Stored records
· · · ·
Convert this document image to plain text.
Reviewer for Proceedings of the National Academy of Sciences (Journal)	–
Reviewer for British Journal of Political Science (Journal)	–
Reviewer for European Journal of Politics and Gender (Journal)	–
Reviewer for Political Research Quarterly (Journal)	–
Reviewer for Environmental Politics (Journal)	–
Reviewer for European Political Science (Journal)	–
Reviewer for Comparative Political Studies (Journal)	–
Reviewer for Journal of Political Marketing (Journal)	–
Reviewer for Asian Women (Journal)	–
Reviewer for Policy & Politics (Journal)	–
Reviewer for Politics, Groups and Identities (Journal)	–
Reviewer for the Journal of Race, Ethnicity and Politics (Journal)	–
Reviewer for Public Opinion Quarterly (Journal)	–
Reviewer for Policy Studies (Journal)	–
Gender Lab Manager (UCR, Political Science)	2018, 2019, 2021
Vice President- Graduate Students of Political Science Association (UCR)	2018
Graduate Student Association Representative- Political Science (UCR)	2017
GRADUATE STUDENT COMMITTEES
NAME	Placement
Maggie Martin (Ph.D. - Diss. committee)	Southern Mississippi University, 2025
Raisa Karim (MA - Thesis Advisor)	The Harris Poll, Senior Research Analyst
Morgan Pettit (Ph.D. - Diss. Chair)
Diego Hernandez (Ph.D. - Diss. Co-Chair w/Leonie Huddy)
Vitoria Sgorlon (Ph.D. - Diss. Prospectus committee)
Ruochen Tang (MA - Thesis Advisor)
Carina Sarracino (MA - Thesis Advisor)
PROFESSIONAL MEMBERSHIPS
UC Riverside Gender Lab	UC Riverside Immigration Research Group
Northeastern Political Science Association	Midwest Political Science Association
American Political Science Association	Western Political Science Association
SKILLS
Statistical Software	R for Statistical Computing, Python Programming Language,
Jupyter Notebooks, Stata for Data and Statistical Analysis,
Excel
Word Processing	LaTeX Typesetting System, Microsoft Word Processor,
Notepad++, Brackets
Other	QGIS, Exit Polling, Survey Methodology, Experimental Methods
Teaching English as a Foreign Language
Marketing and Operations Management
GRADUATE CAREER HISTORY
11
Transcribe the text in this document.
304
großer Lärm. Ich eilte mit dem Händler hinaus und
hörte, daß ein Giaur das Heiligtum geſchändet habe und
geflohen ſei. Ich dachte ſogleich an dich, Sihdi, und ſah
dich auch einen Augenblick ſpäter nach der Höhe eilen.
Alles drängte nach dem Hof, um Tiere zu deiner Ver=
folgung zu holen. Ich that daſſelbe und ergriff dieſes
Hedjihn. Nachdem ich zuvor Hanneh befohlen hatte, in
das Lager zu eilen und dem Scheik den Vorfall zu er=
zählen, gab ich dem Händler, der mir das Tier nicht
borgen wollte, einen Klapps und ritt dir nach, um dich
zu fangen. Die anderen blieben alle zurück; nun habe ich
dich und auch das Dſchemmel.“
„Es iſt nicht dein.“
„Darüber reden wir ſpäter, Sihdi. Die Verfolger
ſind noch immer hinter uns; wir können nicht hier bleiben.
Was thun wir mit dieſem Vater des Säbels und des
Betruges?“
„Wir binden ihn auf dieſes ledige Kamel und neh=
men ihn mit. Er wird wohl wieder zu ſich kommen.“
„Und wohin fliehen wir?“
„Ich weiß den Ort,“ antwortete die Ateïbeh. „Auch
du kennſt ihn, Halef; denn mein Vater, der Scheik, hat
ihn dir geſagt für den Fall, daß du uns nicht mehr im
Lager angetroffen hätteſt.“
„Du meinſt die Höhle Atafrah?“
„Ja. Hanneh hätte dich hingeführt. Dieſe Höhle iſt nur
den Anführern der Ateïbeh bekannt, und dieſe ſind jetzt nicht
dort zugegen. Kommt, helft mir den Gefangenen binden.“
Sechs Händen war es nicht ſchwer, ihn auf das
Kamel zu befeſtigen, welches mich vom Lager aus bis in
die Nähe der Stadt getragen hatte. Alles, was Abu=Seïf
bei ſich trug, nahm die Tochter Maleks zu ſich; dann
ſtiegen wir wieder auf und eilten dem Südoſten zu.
· · · ·
#### Brief:
Copy each record from above exactly, and include every line.

#### Answer in full:
Convert this document image to plain text.
Reviewer for Proceedings of the National Academy of Sciences (Journal)	–
Reviewer for British Journal of Political Science (Journal)	–
Reviewer for European Journal of Politics and Gender (Journal)	–
Reviewer for Political Research Quarterly (Journal)	–
Reviewer for Environmental Politics (Journal)	–
Reviewer for European Political Science (Journal)	–
Reviewer for Comparative Political Studies (Journal)	–
Reviewer for Journal of Political Marketing (Journal)	–
Reviewer for Asian Women (Journal)	–
Reviewer for Policy & Politics (Journal)	–
Reviewer for Politics, Groups and Identities (Journal)	–
Reviewer for the Journal of Race, Ethnicity and Politics (Journal)	–
Reviewer for Public Opinion Quarterly (Journal)	–
Reviewer for Policy Studies (Journal)	–
Gender Lab Manager (UCR, Political Science)	2018, 2019, 2021
Vice President- Graduate Students of Political Science Association (UCR)	2018
Graduate Student Association Representative- Political Science (UCR)	2017
GRADUATE STUDENT COMMITTEES
NAME	Placement
Maggie Martin (Ph.D. - Diss. committee)	Southern Mississippi University, 2025
Raisa Karim (MA - Thesis Advisor)	The Harris Poll, Senior Research Analyst
Morgan Pettit (Ph.D. - Diss. Chair)
Diego Hernandez (Ph.D. - Diss. Co-Chair w/Leonie Huddy)
Vitoria Sgorlon (Ph.D. - Diss. Prospectus committee)
Ruochen Tang (MA - Thesis Advisor)
Carina Sarracino (MA - Thesis Advisor)
PROFESSIONAL MEMBERSHIPS
UC Riverside Gender Lab	UC Riverside Immigration Research Group
Northeastern Political Science Association	Midwest Political Science Association
American Political Science Association	Western Political Science Association
SKILLS
Statistical Software	R for Statistical Computing, Python Programming Language,
Jupyter Notebooks, Stata for Data and Statistical Analysis,
Excel
Word Processing	LaTeX Typesetting System, Microsoft Word Processor,
Notepad++, Brackets
Other	QGIS, Exit Polling, Survey Methodology, Experimental Methods
Teaching English as a Foreign Language
Marketing and Operations Management
GRADUATE CAREER HISTORY
11
Transcribe the text in this document.
304
großer Lärm. Ich eilte mit dem Händler hinaus und
hörte, daß ein Giaur das Heiligtum geſchändet habe und
geflohen ſei. Ich dachte ſogleich an dich, Sihdi, und ſah
dich auch einen Augenblick ſpäter nach der Höhe eilen.
Alles drängte nach dem Hof, um Tiere zu deiner Ver=
folgung zu holen. Ich that daſſelbe und ergriff dieſes
Hedjihn. Nachdem ich zuvor Hanneh befohlen hatte, in
das Lager zu eilen und dem Scheik den Vorfall zu er=
zählen, gab ich dem Händler, der mir das Tier nicht
borgen wollte, einen Klapps und ritt dir nach, um dich
zu fangen. Die anderen blieben alle zurück; nun habe ich
dich und auch das Dſchemmel.“
„Es iſt nicht dein.“
„Darüber reden wir ſpäter, Sihdi. Die Verfolger
ſind noch immer hinter uns; wir können nicht hier bleiben.
Was thun wir mit dieſem Vater des Säbels und des
Betruges?“
„Wir binden ihn auf dieſes ledige Kamel und neh=
men ihn mit. Er wird wohl wieder zu ſich kommen.“
„Und wohin fliehen wir?“
„Ich weiß den Ort,“ antwortete die Ateïbeh. „Auch
du kennſt ihn, Halef; denn mein Vater, der Scheik, hat
ihn dir geſagt für den Fall, daß du uns nicht mehr im
Lager angetroffen hätteſt.“
„Du meinſt die Höhle Atafrah?“
„Ja. Hanneh hätte dich hingeführt. Dieſe Höhle iſt nur
den Anführern der Ateïbeh bekannt, und dieſe ſind jetzt nicht
dort zugegen. Kommt, helft mir den Gefangenen binden.“
Sechs Händen war es nicht ſchwer, ihn auf das
Kamel zu befeſtigen, welches mich vom Lager aus bis in
die Nähe der Stadt getragen hatte. Alles, was Abu=Seïf
bei ſich trug, nahm die Tochter Maleks zu ſich; dann
ſtiegen wir wieder auf und eilten dem Südoſten zu.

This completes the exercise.